» DATA RECORDS:
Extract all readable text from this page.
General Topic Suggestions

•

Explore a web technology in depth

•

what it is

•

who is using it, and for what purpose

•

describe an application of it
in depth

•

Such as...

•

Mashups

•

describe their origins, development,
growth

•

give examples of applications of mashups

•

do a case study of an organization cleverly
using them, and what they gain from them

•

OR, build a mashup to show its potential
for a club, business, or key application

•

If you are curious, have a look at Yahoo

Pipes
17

...

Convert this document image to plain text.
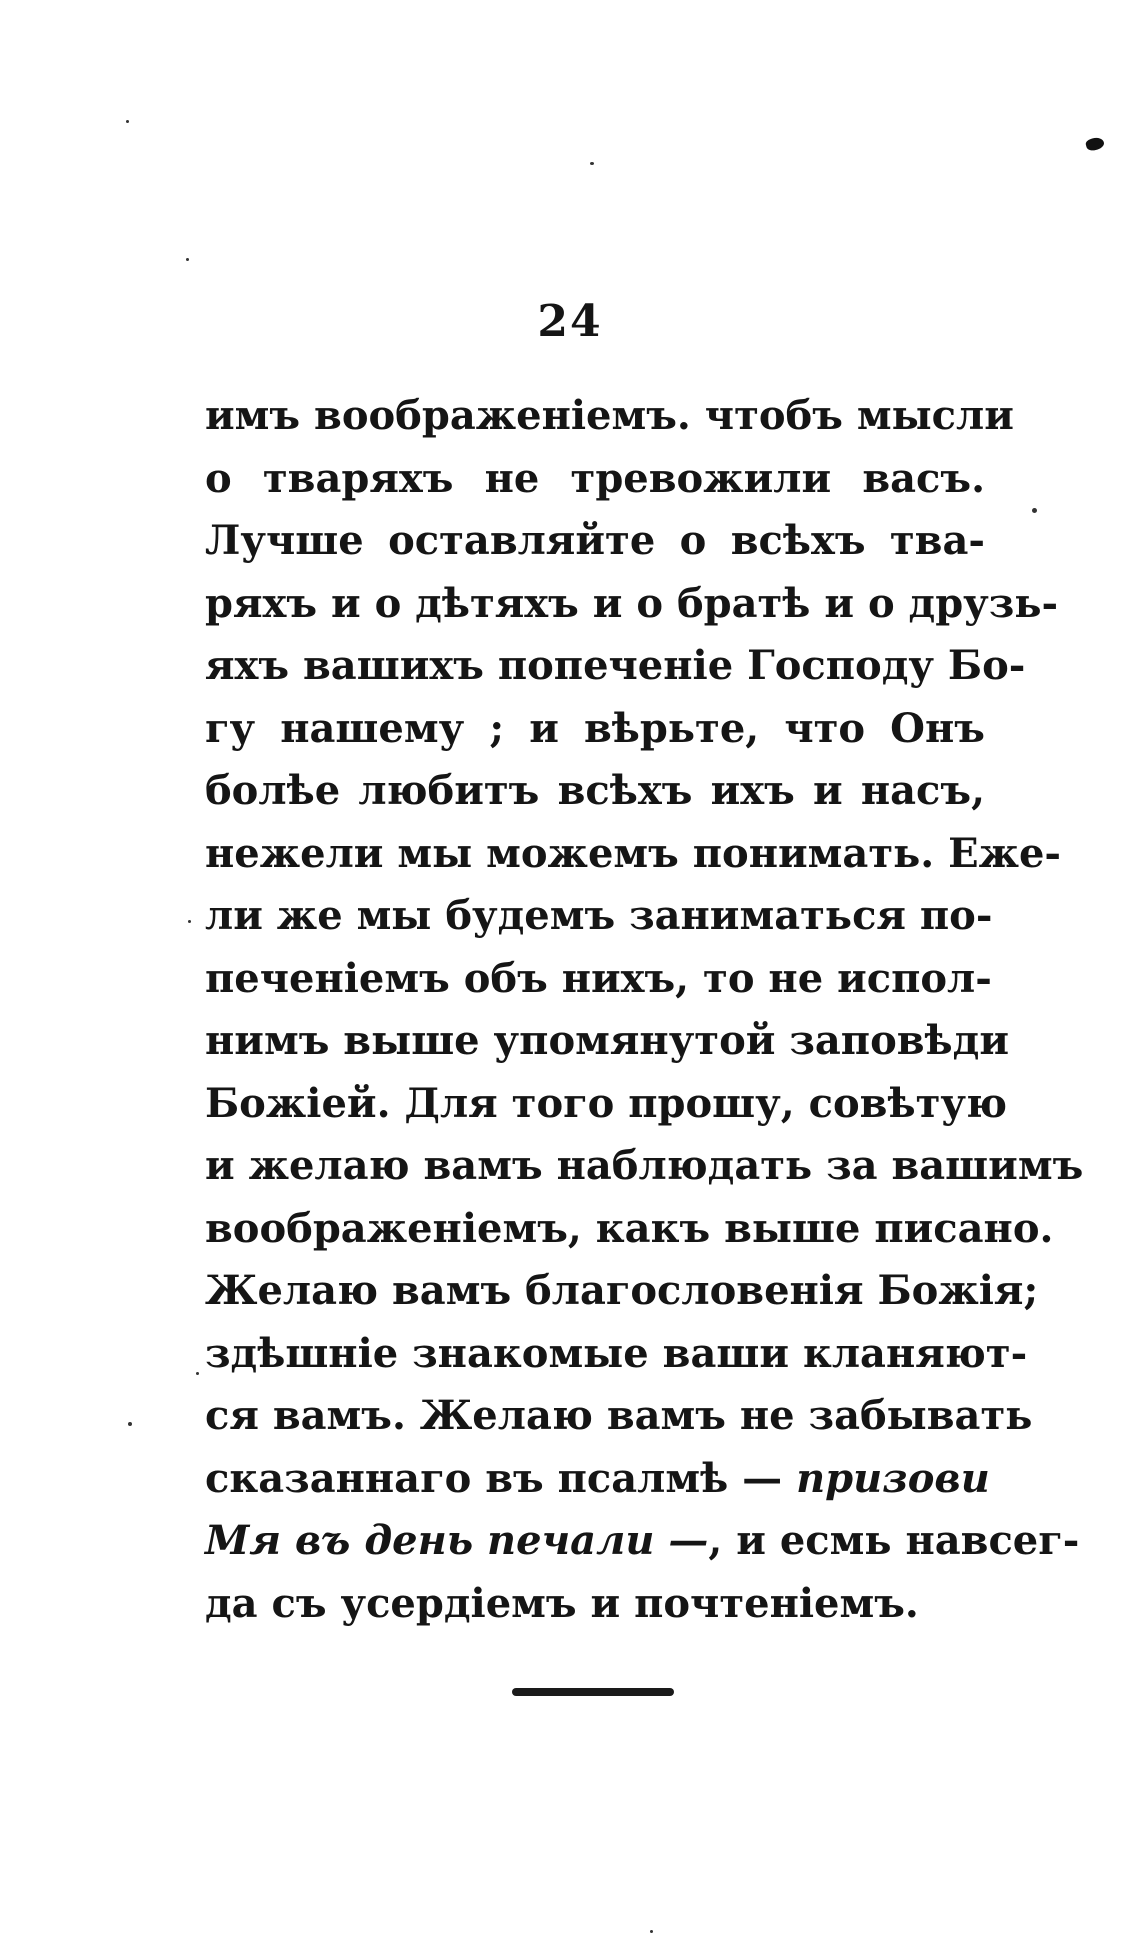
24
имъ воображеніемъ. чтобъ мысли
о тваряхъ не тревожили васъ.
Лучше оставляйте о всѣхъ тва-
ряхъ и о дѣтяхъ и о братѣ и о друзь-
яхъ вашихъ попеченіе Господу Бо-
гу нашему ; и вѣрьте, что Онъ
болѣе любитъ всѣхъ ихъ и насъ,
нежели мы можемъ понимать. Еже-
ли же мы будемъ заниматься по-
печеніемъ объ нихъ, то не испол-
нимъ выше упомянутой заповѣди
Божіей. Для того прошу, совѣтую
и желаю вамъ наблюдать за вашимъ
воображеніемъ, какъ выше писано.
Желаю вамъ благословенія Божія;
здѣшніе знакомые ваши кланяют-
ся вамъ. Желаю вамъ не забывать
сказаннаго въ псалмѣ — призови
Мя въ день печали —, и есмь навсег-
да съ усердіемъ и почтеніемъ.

...

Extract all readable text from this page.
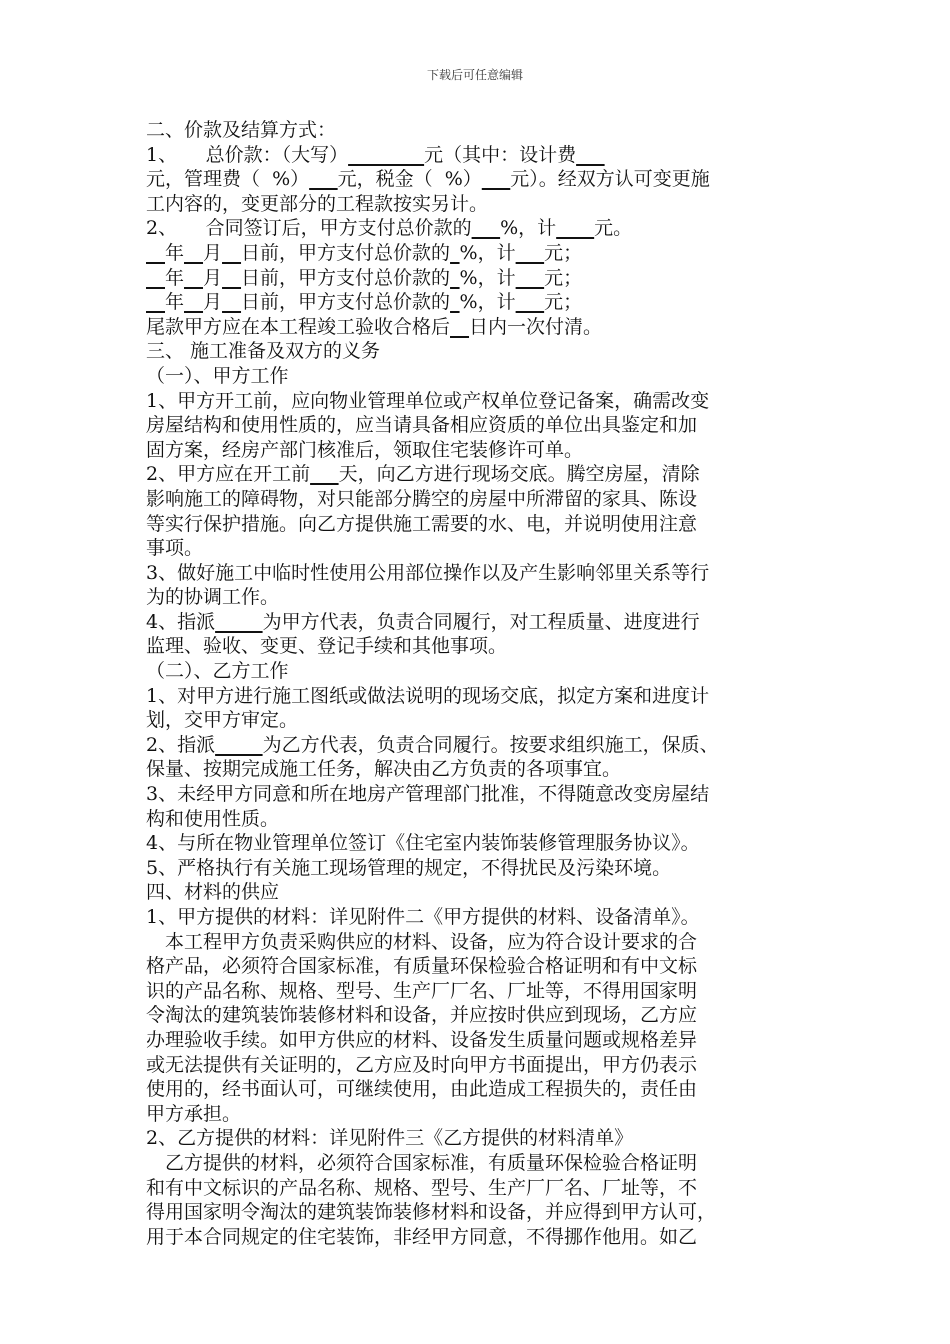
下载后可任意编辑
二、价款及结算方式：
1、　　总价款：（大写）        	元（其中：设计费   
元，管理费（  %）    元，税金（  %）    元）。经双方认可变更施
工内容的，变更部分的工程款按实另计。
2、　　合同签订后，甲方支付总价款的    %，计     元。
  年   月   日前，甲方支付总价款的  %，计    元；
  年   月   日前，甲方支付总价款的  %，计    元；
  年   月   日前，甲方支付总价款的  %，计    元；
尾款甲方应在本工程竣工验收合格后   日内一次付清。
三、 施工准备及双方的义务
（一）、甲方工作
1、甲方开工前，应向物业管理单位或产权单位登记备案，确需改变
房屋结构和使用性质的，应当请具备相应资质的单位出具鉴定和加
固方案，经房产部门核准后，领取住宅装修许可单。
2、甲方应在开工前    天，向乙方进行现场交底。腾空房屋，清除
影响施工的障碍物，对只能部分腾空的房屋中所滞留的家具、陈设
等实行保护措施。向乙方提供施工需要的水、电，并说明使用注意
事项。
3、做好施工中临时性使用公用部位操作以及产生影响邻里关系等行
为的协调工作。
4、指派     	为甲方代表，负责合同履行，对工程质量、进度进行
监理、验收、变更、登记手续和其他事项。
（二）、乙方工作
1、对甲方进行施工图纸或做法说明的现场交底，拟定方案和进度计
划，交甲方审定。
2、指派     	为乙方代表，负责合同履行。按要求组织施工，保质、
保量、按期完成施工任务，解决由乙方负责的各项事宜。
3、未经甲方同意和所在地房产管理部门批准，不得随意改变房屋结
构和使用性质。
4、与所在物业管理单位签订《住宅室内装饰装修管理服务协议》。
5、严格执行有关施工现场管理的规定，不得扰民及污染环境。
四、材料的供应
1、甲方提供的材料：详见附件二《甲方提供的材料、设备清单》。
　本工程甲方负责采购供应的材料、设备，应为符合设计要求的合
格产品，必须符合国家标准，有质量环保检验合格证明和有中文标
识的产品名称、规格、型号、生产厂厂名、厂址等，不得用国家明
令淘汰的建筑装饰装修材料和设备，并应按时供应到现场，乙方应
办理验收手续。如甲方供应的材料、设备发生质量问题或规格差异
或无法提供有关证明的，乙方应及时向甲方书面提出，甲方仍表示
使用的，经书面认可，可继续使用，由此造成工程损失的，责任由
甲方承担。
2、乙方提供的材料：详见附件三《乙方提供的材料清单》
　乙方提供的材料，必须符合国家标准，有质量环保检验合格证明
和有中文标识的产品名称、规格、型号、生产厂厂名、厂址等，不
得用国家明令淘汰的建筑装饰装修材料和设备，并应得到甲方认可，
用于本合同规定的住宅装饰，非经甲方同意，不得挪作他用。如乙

» OBJECTIVE: Write out every line from the entries where "乙方提供的材料" appears.

» RESULT OF THIS EXERCISE:
2、乙方提供的材料：详见附件三《乙方提供的材料清单》
　乙方提供的材料，必须符合国家标准，有质量环保检验合格证明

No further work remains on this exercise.